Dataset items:
_ _ _ _ _

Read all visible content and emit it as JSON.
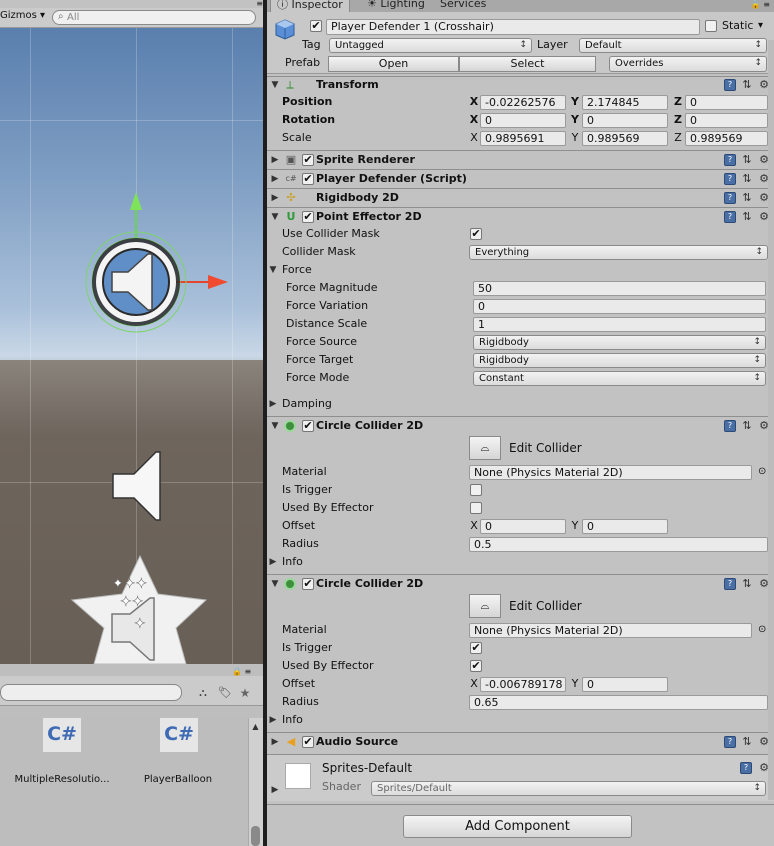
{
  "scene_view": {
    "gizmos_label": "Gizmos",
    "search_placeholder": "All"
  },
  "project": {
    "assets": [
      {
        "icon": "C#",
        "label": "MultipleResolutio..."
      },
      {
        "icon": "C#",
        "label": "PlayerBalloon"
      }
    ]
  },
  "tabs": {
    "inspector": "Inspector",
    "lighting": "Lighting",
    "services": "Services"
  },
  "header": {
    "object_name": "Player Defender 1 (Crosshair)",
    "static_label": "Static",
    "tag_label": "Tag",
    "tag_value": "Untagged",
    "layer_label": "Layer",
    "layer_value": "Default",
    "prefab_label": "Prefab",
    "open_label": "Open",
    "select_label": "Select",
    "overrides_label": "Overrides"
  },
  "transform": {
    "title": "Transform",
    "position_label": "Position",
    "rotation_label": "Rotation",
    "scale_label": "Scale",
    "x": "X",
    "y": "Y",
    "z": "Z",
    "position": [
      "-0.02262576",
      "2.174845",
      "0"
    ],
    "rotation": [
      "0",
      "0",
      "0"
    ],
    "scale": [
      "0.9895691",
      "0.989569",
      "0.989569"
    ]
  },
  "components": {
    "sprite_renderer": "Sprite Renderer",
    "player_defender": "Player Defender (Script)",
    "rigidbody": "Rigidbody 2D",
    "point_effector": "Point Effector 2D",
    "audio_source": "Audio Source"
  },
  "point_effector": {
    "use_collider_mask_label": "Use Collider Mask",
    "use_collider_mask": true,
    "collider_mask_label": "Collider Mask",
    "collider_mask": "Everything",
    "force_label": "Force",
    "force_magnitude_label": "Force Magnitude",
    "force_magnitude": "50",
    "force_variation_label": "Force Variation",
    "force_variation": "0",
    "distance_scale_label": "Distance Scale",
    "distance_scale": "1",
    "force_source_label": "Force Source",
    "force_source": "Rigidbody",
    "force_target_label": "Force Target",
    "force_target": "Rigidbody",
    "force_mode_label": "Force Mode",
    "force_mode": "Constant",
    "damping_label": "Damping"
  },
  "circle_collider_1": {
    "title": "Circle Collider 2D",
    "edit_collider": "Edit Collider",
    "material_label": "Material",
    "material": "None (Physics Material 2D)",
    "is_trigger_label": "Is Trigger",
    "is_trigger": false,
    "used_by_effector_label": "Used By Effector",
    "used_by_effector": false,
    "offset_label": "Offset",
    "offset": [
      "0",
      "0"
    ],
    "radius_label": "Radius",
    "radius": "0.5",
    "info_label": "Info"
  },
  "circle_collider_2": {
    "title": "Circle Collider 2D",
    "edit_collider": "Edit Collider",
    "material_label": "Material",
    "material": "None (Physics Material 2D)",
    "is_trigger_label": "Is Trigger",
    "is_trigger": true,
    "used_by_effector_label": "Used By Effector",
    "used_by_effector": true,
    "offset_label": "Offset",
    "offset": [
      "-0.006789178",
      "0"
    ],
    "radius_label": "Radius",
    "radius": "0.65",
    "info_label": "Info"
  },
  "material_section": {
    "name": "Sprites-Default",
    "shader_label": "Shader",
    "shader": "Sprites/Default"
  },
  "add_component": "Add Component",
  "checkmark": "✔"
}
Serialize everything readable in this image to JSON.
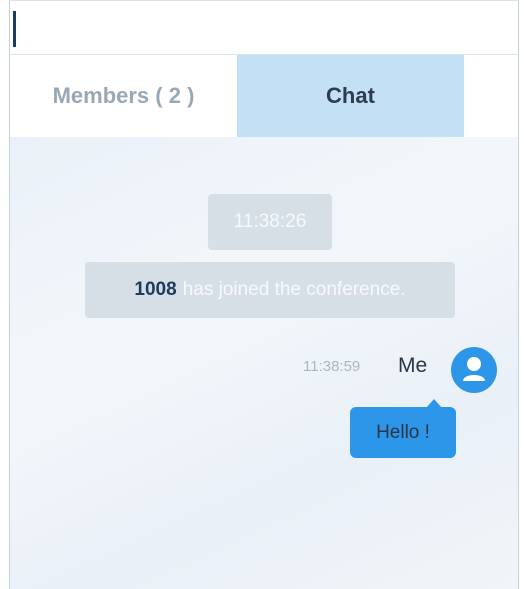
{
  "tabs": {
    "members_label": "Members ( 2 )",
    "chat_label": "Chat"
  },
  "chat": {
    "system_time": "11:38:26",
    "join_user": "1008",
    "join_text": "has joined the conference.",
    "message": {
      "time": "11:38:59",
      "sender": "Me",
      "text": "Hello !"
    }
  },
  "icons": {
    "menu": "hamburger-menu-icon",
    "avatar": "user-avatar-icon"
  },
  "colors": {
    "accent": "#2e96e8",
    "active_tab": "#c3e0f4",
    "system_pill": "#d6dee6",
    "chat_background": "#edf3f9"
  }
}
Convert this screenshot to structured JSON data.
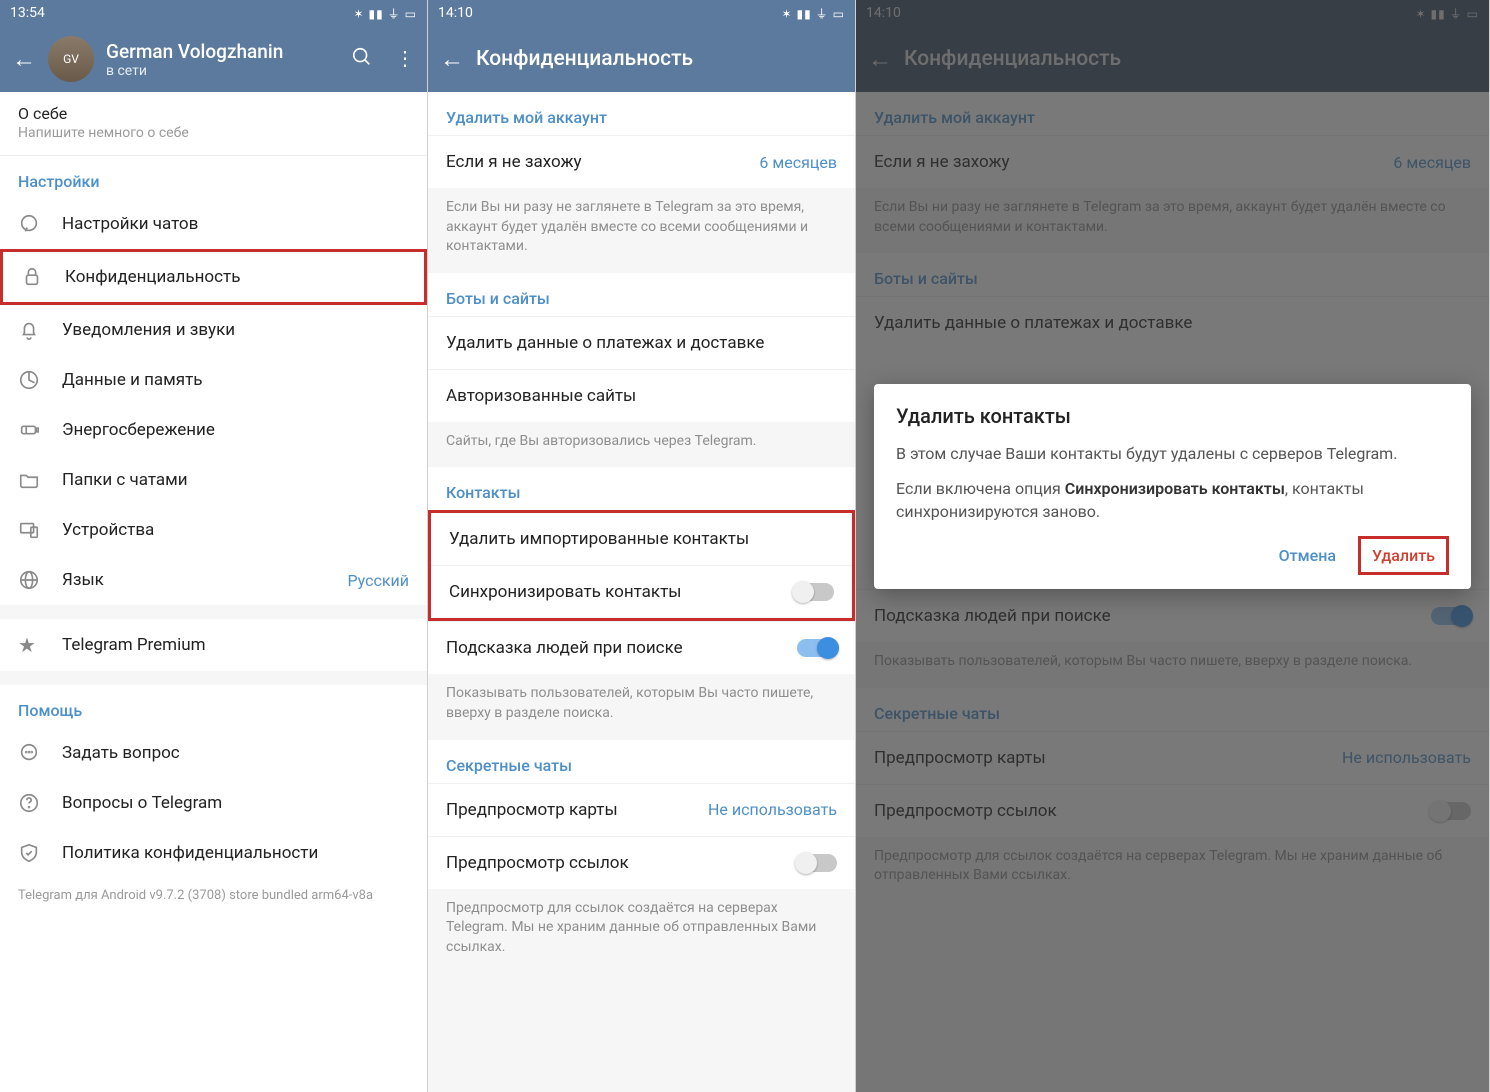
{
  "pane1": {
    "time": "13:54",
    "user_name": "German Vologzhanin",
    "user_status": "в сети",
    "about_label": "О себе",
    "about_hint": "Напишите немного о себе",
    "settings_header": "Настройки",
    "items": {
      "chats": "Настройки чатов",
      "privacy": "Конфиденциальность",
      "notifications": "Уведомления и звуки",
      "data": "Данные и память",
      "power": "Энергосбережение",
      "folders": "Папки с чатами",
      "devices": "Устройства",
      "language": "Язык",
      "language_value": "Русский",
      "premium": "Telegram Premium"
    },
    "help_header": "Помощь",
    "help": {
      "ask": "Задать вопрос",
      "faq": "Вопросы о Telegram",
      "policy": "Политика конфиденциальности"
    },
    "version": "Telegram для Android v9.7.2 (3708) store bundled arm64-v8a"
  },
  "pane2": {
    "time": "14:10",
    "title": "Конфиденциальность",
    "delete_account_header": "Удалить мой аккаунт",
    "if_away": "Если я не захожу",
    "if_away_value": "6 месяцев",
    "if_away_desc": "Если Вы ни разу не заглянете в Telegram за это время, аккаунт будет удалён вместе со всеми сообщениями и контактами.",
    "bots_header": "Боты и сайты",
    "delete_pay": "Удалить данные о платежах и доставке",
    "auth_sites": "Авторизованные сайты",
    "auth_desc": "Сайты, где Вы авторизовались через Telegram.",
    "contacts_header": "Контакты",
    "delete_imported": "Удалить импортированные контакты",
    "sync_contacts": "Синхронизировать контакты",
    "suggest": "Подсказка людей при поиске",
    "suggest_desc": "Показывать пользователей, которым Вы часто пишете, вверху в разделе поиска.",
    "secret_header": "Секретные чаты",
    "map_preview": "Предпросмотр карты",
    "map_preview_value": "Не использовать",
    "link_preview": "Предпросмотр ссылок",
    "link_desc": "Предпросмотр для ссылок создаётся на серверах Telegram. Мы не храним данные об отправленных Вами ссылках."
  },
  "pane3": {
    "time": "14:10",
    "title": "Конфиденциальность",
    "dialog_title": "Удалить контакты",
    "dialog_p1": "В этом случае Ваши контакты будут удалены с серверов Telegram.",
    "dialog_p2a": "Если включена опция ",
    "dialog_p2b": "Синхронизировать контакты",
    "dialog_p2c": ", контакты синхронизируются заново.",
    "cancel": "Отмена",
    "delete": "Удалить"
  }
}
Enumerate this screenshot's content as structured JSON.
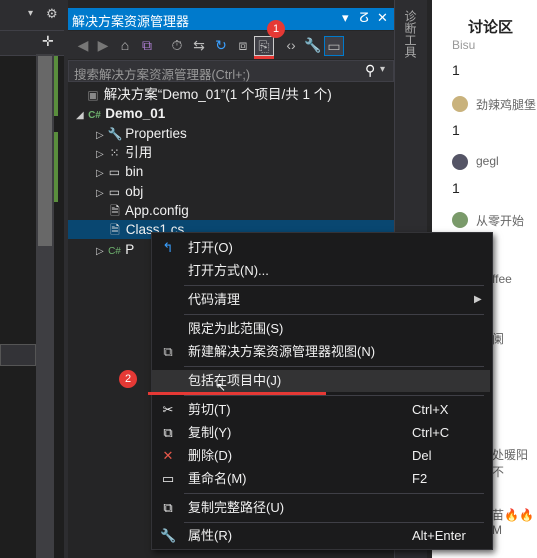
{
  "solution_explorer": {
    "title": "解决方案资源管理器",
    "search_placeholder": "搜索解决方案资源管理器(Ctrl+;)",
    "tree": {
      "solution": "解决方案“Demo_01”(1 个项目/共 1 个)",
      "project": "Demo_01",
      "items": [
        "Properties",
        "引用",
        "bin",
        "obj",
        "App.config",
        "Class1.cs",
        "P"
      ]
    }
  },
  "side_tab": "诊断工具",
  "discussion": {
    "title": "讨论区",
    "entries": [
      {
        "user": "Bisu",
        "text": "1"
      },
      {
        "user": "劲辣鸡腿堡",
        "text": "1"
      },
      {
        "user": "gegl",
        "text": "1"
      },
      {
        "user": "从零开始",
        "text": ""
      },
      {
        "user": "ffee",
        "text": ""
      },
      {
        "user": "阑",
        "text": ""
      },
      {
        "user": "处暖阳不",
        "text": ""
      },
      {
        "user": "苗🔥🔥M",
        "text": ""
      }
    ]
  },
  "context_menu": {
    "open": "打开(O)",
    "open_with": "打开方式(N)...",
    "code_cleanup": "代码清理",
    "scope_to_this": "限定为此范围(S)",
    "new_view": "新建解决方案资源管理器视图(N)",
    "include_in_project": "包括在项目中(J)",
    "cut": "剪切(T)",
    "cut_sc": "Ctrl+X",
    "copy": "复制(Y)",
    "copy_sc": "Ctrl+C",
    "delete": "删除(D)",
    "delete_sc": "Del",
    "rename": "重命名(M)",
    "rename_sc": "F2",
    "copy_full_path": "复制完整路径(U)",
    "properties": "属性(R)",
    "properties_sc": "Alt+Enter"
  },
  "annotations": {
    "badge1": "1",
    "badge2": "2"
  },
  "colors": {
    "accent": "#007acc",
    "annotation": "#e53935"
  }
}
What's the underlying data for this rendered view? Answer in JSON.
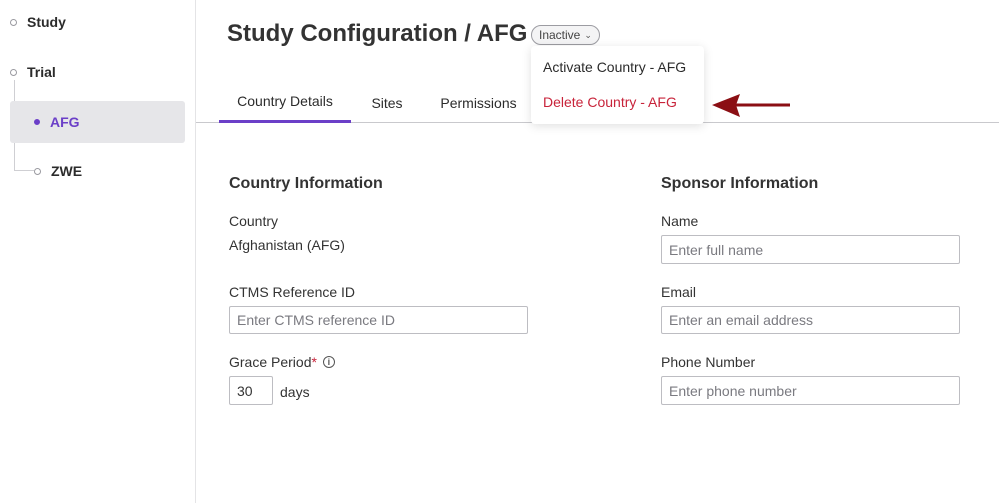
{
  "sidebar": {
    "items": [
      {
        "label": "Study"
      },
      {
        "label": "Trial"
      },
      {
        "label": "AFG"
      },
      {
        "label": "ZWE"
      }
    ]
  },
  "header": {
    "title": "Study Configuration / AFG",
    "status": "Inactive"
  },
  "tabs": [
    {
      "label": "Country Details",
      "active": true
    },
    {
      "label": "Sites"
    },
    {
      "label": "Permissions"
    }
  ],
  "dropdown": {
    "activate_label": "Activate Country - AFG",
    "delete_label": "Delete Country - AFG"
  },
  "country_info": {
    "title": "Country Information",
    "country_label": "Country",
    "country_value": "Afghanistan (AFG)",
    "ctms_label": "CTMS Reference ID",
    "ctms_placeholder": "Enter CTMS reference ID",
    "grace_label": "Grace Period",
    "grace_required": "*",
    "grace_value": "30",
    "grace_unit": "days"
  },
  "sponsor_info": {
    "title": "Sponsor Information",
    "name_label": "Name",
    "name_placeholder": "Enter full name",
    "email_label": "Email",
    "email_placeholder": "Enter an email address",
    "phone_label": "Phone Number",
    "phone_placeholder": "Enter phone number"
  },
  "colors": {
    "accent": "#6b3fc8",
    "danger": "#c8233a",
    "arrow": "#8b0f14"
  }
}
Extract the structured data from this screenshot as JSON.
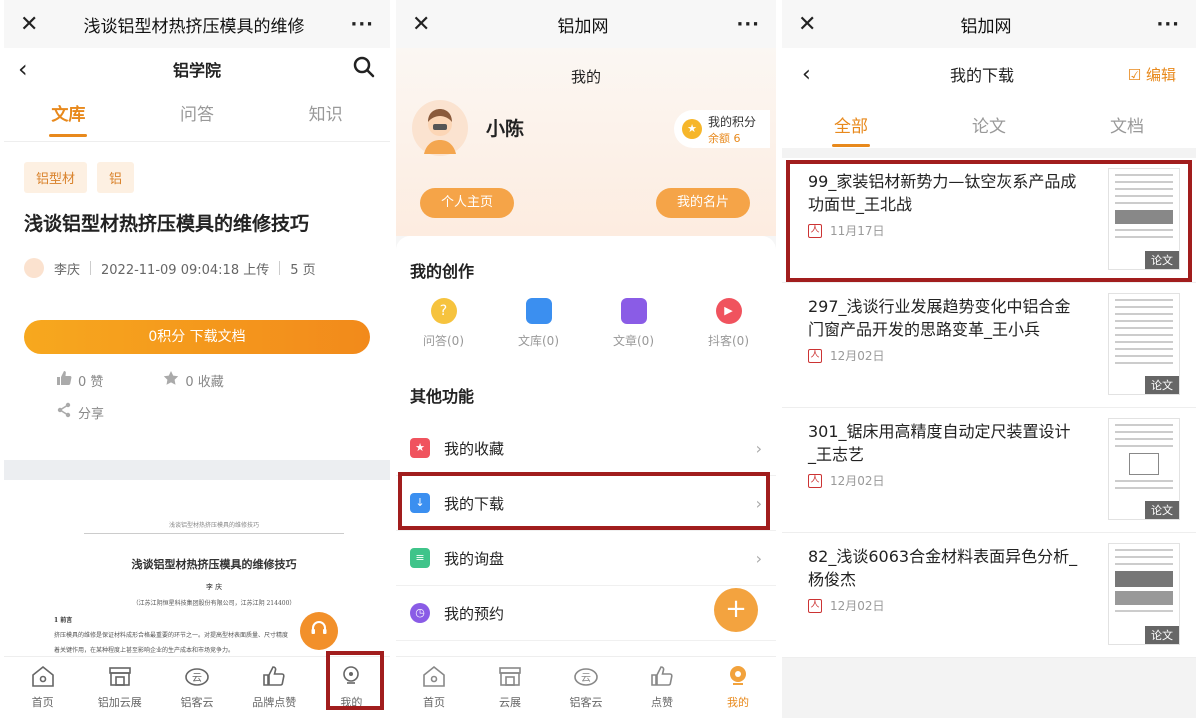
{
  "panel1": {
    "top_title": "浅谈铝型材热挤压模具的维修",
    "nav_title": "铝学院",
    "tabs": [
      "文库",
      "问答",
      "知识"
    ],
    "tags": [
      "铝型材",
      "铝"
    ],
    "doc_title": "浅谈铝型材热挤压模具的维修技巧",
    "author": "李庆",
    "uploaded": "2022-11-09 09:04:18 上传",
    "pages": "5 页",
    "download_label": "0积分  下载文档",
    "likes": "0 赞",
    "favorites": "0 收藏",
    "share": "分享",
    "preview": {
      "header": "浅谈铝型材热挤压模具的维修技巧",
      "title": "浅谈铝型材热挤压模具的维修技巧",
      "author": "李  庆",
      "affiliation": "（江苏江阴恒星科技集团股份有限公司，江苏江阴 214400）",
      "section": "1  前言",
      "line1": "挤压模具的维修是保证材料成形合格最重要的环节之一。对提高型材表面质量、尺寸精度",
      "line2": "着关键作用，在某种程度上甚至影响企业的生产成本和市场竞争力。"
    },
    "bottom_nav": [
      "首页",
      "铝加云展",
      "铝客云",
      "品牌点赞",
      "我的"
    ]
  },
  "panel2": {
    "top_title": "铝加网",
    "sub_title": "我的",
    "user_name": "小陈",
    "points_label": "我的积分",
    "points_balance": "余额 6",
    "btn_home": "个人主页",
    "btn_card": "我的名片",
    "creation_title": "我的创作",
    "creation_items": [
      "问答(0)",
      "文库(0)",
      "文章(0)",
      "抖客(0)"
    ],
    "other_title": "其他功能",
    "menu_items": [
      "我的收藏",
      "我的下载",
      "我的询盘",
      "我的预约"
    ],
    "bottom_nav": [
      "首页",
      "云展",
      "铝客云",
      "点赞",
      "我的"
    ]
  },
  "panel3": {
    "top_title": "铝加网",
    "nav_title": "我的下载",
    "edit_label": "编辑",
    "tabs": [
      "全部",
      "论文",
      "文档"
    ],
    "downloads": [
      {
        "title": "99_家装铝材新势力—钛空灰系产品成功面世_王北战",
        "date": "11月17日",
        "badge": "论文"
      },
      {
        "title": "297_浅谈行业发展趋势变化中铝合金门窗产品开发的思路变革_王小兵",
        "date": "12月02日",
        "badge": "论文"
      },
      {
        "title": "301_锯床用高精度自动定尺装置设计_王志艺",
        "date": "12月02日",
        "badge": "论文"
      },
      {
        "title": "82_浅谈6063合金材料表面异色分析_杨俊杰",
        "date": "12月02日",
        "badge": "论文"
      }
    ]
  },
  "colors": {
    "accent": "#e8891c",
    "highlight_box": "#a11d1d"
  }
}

_ _ _ _ _

- Task instructions: Extract each line holding the word "true" from the records.

- Exercise answer:
    "use_collider_mask": true,
    "is_trigger": true,
    "used_by_effector": true,
      "active": true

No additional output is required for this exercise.